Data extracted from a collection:
========================================
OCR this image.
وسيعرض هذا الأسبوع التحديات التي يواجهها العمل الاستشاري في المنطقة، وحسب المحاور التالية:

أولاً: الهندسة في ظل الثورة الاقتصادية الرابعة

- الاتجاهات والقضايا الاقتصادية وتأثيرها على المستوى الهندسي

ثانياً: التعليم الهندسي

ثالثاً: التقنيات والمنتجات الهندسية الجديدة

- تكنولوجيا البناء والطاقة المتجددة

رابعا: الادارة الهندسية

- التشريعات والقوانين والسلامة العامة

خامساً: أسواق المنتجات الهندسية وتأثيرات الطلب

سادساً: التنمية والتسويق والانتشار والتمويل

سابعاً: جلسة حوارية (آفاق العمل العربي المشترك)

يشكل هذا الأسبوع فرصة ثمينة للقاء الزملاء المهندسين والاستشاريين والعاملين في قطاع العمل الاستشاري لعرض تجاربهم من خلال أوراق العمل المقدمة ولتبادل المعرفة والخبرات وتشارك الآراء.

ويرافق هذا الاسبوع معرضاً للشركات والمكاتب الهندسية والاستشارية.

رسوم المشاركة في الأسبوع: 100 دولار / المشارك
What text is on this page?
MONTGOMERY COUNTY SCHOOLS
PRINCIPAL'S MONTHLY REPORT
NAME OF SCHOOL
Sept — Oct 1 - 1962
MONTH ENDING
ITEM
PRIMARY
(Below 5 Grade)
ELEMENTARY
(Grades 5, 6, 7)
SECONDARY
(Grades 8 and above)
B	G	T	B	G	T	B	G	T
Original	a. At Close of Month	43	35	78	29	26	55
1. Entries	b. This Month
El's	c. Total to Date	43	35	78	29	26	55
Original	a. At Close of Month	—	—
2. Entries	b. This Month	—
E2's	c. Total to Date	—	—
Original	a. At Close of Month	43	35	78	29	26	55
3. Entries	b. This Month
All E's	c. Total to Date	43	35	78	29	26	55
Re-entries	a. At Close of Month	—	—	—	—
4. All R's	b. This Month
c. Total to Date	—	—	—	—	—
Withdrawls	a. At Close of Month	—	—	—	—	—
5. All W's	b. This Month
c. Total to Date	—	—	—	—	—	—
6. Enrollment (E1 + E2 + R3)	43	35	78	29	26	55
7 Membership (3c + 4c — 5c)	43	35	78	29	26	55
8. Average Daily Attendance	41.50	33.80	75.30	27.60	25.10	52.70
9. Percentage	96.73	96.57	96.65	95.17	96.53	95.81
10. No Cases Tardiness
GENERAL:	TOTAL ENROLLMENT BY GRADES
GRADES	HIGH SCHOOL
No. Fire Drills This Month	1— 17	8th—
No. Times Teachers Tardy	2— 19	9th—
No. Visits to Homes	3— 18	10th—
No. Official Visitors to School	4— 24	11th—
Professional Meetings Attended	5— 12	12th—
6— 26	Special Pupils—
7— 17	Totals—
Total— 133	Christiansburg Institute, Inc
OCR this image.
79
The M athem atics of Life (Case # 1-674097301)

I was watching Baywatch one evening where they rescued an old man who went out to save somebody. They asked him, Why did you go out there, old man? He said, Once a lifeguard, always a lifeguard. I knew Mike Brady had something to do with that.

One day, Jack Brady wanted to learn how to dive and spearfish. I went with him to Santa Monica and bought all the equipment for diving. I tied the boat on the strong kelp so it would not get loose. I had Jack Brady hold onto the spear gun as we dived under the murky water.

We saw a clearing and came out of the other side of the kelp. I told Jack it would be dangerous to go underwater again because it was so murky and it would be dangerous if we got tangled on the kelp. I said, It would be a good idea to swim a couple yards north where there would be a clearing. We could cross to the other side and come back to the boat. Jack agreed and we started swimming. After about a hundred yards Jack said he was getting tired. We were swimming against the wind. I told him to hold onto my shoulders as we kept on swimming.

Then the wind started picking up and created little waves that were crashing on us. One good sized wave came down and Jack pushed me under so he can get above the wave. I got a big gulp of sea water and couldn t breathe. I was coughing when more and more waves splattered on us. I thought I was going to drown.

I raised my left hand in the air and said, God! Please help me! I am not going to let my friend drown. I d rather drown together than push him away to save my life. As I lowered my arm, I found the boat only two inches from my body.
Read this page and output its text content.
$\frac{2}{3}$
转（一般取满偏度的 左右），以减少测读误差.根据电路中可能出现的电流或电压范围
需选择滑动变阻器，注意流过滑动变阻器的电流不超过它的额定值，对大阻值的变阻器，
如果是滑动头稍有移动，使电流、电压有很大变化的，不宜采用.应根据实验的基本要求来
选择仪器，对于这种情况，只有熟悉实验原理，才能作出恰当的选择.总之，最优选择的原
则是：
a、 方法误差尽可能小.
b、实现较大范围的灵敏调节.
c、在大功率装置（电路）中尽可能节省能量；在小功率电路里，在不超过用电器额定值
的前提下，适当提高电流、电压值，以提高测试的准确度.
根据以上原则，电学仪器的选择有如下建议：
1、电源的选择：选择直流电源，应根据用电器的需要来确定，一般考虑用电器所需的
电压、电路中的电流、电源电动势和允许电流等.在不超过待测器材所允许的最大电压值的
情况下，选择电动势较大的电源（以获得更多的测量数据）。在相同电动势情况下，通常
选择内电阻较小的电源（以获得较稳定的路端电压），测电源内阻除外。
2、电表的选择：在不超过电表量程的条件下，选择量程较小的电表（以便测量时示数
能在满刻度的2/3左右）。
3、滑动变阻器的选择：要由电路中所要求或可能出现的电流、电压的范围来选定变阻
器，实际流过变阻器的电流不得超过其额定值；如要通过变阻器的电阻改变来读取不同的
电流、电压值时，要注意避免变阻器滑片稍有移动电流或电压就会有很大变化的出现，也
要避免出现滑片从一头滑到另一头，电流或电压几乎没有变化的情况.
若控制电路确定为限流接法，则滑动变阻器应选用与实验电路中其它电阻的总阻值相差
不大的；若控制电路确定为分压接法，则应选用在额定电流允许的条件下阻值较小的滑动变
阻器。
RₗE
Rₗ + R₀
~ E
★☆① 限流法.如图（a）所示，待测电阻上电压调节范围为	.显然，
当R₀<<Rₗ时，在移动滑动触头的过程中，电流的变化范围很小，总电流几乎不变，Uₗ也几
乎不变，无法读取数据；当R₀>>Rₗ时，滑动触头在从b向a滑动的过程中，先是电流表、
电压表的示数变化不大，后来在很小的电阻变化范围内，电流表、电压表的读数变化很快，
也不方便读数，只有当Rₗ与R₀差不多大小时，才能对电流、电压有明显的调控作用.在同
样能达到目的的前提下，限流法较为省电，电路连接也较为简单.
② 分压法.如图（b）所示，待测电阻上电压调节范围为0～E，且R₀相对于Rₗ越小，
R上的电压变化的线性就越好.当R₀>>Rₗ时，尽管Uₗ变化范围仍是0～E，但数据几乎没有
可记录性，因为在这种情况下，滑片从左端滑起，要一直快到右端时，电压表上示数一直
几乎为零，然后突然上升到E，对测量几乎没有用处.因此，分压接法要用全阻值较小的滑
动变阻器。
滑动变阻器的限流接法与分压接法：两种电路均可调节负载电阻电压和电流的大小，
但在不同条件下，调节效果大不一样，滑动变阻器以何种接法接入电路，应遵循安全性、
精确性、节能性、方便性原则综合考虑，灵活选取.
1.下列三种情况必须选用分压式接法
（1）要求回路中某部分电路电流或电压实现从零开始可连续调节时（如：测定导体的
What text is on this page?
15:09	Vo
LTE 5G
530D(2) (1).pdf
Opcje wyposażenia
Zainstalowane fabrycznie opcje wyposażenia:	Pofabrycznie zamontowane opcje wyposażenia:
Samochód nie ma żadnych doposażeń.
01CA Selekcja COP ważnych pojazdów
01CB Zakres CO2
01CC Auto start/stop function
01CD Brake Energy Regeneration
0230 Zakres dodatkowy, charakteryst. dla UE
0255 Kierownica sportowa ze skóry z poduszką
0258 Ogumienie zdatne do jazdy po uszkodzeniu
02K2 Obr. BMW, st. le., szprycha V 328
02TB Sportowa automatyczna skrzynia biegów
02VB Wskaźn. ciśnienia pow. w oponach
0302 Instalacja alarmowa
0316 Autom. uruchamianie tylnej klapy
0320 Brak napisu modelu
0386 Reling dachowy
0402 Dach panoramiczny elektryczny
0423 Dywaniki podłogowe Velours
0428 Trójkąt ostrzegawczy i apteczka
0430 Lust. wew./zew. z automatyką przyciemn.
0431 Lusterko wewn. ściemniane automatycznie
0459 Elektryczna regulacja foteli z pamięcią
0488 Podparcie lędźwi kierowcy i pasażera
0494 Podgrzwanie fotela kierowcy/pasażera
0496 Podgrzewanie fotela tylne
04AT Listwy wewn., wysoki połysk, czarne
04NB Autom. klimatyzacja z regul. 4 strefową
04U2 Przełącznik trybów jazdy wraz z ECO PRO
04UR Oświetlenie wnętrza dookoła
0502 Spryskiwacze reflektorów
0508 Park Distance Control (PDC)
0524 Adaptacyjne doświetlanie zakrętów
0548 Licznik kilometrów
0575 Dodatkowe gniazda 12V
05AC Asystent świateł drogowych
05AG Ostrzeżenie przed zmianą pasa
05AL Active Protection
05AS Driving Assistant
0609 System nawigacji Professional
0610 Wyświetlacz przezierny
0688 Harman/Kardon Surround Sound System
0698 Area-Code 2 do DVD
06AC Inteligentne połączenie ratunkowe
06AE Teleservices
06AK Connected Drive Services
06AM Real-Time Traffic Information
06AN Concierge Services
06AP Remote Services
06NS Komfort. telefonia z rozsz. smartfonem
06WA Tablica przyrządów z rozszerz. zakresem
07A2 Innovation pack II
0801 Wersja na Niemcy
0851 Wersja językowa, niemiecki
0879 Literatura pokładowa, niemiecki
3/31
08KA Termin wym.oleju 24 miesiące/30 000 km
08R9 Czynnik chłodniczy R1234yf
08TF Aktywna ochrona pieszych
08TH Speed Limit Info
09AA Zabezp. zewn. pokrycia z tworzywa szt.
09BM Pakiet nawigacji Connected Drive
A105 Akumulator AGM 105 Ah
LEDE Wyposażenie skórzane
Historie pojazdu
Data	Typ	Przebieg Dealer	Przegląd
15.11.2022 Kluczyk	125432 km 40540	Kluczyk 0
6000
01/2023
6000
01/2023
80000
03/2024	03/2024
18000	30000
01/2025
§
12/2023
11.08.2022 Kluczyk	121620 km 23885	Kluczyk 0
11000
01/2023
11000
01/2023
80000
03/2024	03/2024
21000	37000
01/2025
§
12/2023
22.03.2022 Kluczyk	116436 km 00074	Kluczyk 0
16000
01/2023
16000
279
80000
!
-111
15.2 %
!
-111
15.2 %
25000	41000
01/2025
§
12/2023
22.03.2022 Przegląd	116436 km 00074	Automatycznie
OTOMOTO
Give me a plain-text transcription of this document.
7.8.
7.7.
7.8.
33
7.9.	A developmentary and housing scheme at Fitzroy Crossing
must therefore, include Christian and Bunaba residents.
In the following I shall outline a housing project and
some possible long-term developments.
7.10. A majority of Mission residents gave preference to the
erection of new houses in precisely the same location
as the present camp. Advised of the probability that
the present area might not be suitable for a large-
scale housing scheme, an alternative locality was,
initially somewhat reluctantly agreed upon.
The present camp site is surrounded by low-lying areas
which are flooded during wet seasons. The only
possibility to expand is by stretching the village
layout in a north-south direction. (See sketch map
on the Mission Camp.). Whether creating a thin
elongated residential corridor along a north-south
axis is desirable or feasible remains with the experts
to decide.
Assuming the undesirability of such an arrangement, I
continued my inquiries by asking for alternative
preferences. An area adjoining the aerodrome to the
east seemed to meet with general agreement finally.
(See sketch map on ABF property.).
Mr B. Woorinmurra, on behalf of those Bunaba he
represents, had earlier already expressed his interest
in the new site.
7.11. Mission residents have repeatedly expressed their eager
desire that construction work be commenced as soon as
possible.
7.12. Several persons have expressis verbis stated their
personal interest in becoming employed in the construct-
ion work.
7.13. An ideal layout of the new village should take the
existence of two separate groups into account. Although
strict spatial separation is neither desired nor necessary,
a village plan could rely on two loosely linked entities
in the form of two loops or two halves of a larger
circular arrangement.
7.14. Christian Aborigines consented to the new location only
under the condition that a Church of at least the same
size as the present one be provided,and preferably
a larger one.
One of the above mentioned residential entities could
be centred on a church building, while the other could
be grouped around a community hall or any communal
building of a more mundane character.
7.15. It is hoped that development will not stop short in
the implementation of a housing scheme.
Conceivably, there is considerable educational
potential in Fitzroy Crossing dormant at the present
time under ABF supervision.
========================================
Tell how many lines include "العمل". The number is the whole answer.

3